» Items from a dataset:
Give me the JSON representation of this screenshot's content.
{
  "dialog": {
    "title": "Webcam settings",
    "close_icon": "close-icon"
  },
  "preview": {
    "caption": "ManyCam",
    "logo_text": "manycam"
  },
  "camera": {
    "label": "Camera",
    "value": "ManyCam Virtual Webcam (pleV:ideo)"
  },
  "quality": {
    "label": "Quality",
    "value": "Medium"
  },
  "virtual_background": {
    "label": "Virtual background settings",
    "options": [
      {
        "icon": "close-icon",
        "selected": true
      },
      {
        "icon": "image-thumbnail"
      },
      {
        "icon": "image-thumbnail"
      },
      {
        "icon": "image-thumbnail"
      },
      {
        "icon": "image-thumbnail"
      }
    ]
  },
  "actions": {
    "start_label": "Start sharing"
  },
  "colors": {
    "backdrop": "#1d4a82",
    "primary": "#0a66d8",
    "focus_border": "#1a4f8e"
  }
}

» Exercise prompt: Track down every line holding the string "value" and copy it.

» Solved exercise:
    "value": "ManyCam Virtual Webcam (pleV:ideo)"
    "value": "Medium"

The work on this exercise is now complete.